Take the entries below and print all of them exactly, please.

* start *

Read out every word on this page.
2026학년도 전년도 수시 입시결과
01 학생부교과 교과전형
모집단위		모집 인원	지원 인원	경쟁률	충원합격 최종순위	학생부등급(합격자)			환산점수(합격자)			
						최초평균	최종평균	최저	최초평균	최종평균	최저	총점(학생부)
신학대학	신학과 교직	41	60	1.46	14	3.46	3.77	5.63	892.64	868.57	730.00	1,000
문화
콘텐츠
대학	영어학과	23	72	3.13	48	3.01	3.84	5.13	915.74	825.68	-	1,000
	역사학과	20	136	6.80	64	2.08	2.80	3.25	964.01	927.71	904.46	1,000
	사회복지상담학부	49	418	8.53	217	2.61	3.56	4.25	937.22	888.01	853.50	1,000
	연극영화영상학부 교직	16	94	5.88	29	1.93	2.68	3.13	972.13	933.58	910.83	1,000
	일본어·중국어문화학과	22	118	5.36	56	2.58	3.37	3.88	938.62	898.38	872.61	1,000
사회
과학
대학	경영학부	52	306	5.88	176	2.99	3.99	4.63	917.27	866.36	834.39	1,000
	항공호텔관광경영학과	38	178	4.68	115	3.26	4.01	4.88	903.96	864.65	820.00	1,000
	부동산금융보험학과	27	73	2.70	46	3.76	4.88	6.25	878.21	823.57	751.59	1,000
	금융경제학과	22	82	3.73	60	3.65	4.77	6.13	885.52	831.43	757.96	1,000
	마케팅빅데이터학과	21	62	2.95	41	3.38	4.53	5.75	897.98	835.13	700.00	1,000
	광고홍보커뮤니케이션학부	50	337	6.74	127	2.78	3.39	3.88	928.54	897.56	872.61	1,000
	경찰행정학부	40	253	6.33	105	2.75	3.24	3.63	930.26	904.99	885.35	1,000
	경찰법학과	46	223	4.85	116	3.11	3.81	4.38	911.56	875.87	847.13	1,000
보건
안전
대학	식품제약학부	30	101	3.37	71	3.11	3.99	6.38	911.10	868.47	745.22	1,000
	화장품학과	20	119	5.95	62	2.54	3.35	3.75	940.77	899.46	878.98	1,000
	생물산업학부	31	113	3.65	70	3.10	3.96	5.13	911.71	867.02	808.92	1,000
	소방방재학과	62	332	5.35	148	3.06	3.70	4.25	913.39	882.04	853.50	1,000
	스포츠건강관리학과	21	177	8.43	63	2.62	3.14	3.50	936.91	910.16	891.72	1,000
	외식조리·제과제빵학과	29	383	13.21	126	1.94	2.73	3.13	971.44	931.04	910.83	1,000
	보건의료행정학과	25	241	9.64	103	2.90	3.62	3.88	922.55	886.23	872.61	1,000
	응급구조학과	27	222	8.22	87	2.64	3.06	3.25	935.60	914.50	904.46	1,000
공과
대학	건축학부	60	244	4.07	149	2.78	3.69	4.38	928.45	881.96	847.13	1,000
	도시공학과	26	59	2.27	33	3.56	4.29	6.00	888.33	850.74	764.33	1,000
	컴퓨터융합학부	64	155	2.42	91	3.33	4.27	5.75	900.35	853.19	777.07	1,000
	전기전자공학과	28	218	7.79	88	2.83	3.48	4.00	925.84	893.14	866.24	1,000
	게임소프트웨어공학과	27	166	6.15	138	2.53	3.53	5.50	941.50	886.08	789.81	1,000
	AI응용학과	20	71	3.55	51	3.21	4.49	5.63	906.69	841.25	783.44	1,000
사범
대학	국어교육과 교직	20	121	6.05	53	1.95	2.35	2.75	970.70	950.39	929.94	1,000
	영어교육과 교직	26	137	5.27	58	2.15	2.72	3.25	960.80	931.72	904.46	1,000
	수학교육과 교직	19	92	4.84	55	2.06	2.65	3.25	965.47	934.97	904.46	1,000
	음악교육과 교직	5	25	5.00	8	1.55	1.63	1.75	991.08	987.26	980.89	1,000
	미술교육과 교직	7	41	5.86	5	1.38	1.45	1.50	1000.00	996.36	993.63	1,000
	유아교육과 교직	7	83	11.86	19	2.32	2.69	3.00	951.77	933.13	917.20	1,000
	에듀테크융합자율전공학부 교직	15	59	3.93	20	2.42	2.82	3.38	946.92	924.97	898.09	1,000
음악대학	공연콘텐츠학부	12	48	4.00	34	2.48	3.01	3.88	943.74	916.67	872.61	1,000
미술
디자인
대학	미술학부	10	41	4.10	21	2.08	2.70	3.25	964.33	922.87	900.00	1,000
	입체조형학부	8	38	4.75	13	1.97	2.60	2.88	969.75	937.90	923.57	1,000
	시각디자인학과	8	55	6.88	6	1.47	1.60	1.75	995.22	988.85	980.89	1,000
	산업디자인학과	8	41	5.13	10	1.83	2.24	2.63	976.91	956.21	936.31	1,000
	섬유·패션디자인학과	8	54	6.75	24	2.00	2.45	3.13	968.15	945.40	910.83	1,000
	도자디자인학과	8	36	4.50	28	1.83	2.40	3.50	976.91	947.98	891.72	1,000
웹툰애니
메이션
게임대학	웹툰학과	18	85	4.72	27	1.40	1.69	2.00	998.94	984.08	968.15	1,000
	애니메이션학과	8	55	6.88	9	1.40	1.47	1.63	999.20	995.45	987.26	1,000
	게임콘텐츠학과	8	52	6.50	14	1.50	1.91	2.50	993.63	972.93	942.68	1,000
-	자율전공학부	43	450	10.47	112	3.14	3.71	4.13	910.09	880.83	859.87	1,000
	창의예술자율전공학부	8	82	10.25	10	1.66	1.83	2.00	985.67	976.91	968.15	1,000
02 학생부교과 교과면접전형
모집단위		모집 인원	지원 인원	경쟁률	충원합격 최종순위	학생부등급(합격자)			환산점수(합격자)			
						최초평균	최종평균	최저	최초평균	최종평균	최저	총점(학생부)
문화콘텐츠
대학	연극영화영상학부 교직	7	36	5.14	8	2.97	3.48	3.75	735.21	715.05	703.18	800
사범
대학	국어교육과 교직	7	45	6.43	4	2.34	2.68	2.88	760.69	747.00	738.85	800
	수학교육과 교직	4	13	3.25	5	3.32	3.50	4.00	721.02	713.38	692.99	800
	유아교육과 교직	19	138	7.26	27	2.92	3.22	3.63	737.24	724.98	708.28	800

* end *

**The output:**
Read out every word on this page.
2026학년도 전년도 수시 입시결과
01 학생부교과 교과전형
모집단위		모집 인원	지원 인원	경쟁률	충원합격 최종순위	학생부등급(합격자)			환산점수(합격자)			
						최초평균	최종평균	최저	최초평균	최종평균	최저	총점(학생부)
신학대학	신학과 교직	41	60	1.46	14	3.46	3.77	5.63	892.64	868.57	730.00	1,000
문화
콘텐츠
대학	영어학과	23	72	3.13	48	3.01	3.84	5.13	915.74	825.68	-	1,000
	역사학과	20	136	6.80	64	2.08	2.80	3.25	964.01	927.71	904.46	1,000
	사회복지상담학부	49	418	8.53	217	2.61	3.56	4.25	937.22	888.01	853.50	1,000
	연극영화영상학부 교직	16	94	5.88	29	1.93	2.68	3.13	972.13	933.58	910.83	1,000
	일본어·중국어문화학과	22	118	5.36	56	2.58	3.37	3.88	938.62	898.38	872.61	1,000
사회
과학
대학	경영학부	52	306	5.88	176	2.99	3.99	4.63	917.27	866.36	834.39	1,000
	항공호텔관광경영학과	38	178	4.68	115	3.26	4.01	4.88	903.96	864.65	820.00	1,000
	부동산금융보험학과	27	73	2.70	46	3.76	4.88	6.25	878.21	823.57	751.59	1,000
	금융경제학과	22	82	3.73	60	3.65	4.77	6.13	885.52	831.43	757.96	1,000
	마케팅빅데이터학과	21	62	2.95	41	3.38	4.53	5.75	897.98	835.13	700.00	1,000
	광고홍보커뮤니케이션학부	50	337	6.74	127	2.78	3.39	3.88	928.54	897.56	872.61	1,000
	경찰행정학부	40	253	6.33	105	2.75	3.24	3.63	930.26	904.99	885.35	1,000
	경찰법학과	46	223	4.85	116	3.11	3.81	4.38	911.56	875.87	847.13	1,000
보건
안전
대학	식품제약학부	30	101	3.37	71	3.11	3.99	6.38	911.10	868.47	745.22	1,000
	화장품학과	20	119	5.95	62	2.54	3.35	3.75	940.77	899.46	878.98	1,000
	생물산업학부	31	113	3.65	70	3.10	3.96	5.13	911.71	867.02	808.92	1,000
	소방방재학과	62	332	5.35	148	3.06	3.70	4.25	913.39	882.04	853.50	1,000
	스포츠건강관리학과	21	177	8.43	63	2.62	3.14	3.50	936.91	910.16	891.72	1,000
	외식조리·제과제빵학과	29	383	13.21	126	1.94	2.73	3.13	971.44	931.04	910.83	1,000
	보건의료행정학과	25	241	9.64	103	2.90	3.62	3.88	922.55	886.23	872.61	1,000
	응급구조학과	27	222	8.22	87	2.64	3.06	3.25	935.60	914.50	904.46	1,000
공과
대학	건축학부	60	244	4.07	149	2.78	3.69	4.38	928.45	881.96	847.13	1,000
	도시공학과	26	59	2.27	33	3.56	4.29	6.00	888.33	850.74	764.33	1,000
	컴퓨터융합학부	64	155	2.42	91	3.33	4.27	5.75	900.35	853.19	777.07	1,000
	전기전자공학과	28	218	7.79	88	2.83	3.48	4.00	925.84	893.14	866.24	1,000
	게임소프트웨어공학과	27	166	6.15	138	2.53	3.53	5.50	941.50	886.08	789.81	1,000
	AI응용학과	20	71	3.55	51	3.21	4.49	5.63	906.69	841.25	783.44	1,000
사범
대학	국어교육과 교직	20	121	6.05	53	1.95	2.35	2.75	970.70	950.39	929.94	1,000
	영어교육과 교직	26	137	5.27	58	2.15	2.72	3.25	960.80	931.72	904.46	1,000
	수학교육과 교직	19	92	4.84	55	2.06	2.65	3.25	965.47	934.97	904.46	1,000
	음악교육과 교직	5	25	5.00	8	1.55	1.63	1.75	991.08	987.26	980.89	1,000
	미술교육과 교직	7	41	5.86	5	1.38	1.45	1.50	1000.00	996.36	993.63	1,000
	유아교육과 교직	7	83	11.86	19	2.32	2.69	3.00	951.77	933.13	917.20	1,000
	에듀테크융합자율전공학부 교직	15	59	3.93	20	2.42	2.82	3.38	946.92	924.97	898.09	1,000
음악대학	공연콘텐츠학부	12	48	4.00	34	2.48	3.01	3.88	943.74	916.67	872.61	1,000
미술
디자인
대학	미술학부	10	41	4.10	21	2.08	2.70	3.25	964.33	922.87	900.00	1,000
	입체조형학부	8	38	4.75	13	1.97	2.60	2.88	969.75	937.90	923.57	1,000
	시각디자인학과	8	55	6.88	6	1.47	1.60	1.75	995.22	988.85	980.89	1,000
	산업디자인학과	8	41	5.13	10	1.83	2.24	2.63	976.91	956.21	936.31	1,000
	섬유·패션디자인학과	8	54	6.75	24	2.00	2.45	3.13	968.15	945.40	910.83	1,000
	도자디자인학과	8	36	4.50	28	1.83	2.40	3.50	976.91	947.98	891.72	1,000
웹툰애니
메이션
게임대학	웹툰학과	18	85	4.72	27	1.40	1.69	2.00	998.94	984.08	968.15	1,000
	애니메이션학과	8	55	6.88	9	1.40	1.47	1.63	999.20	995.45	987.26	1,000
	게임콘텐츠학과	8	52	6.50	14	1.50	1.91	2.50	993.63	972.93	942.68	1,000
-	자율전공학부	43	450	10.47	112	3.14	3.71	4.13	910.09	880.83	859.87	1,000
	창의예술자율전공학부	8	82	10.25	10	1.66	1.83	2.00	985.67	976.91	968.15	1,000
02 학생부교과 교과면접전형
모집단위		모집 인원	지원 인원	경쟁률	충원합격 최종순위	학생부등급(합격자)			환산점수(합격자)			
						최초평균	최종평균	최저	최초평균	최종평균	최저	총점(학생부)
문화콘텐츠
대학	연극영화영상학부 교직	7	36	5.14	8	2.97	3.48	3.75	735.21	715.05	703.18	800
사범
대학	국어교육과 교직	7	45	6.43	4	2.34	2.68	2.88	760.69	747.00	738.85	800
	수학교육과 교직	4	13	3.25	5	3.32	3.50	4.00	721.02	713.38	692.99	800
	유아교육과 교직	19	138	7.26	27	2.92	3.22	3.63	737.24	724.98	708.28	800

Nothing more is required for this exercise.